Data for the task:
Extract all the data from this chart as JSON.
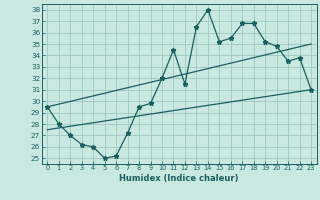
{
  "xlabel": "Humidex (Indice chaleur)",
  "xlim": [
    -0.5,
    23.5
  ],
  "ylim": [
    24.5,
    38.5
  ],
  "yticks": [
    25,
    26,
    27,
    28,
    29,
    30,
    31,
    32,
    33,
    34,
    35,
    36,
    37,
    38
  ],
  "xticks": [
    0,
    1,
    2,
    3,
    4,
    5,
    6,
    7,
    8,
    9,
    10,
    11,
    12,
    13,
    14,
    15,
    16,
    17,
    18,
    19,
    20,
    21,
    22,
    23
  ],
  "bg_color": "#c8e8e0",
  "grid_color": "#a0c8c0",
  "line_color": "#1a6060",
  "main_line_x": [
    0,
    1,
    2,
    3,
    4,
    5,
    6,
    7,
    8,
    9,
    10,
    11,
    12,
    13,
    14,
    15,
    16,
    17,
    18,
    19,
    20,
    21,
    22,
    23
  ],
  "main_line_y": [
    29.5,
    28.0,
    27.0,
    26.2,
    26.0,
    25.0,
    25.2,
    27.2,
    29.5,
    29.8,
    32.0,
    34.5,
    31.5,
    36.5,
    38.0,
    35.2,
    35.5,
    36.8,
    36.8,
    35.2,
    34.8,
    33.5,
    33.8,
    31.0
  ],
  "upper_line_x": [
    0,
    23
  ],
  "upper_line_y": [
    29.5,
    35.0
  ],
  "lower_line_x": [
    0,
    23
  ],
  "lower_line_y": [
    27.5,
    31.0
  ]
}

Task requirements: Your task is to repeat the material above exactly, without its pictures.

Written response:
Extract all the data from this chart as JSON.
{
  "xlabel": "Humidex (Indice chaleur)",
  "xlim": [
    -0.5,
    23.5
  ],
  "ylim": [
    24.5,
    38.5
  ],
  "yticks": [
    25,
    26,
    27,
    28,
    29,
    30,
    31,
    32,
    33,
    34,
    35,
    36,
    37,
    38
  ],
  "xticks": [
    0,
    1,
    2,
    3,
    4,
    5,
    6,
    7,
    8,
    9,
    10,
    11,
    12,
    13,
    14,
    15,
    16,
    17,
    18,
    19,
    20,
    21,
    22,
    23
  ],
  "bg_color": "#c8e8e0",
  "grid_color": "#a0c8c0",
  "line_color": "#1a6060",
  "main_line_x": [
    0,
    1,
    2,
    3,
    4,
    5,
    6,
    7,
    8,
    9,
    10,
    11,
    12,
    13,
    14,
    15,
    16,
    17,
    18,
    19,
    20,
    21,
    22,
    23
  ],
  "main_line_y": [
    29.5,
    28.0,
    27.0,
    26.2,
    26.0,
    25.0,
    25.2,
    27.2,
    29.5,
    29.8,
    32.0,
    34.5,
    31.5,
    36.5,
    38.0,
    35.2,
    35.5,
    36.8,
    36.8,
    35.2,
    34.8,
    33.5,
    33.8,
    31.0
  ],
  "upper_line_x": [
    0,
    23
  ],
  "upper_line_y": [
    29.5,
    35.0
  ],
  "lower_line_x": [
    0,
    23
  ],
  "lower_line_y": [
    27.5,
    31.0
  ]
}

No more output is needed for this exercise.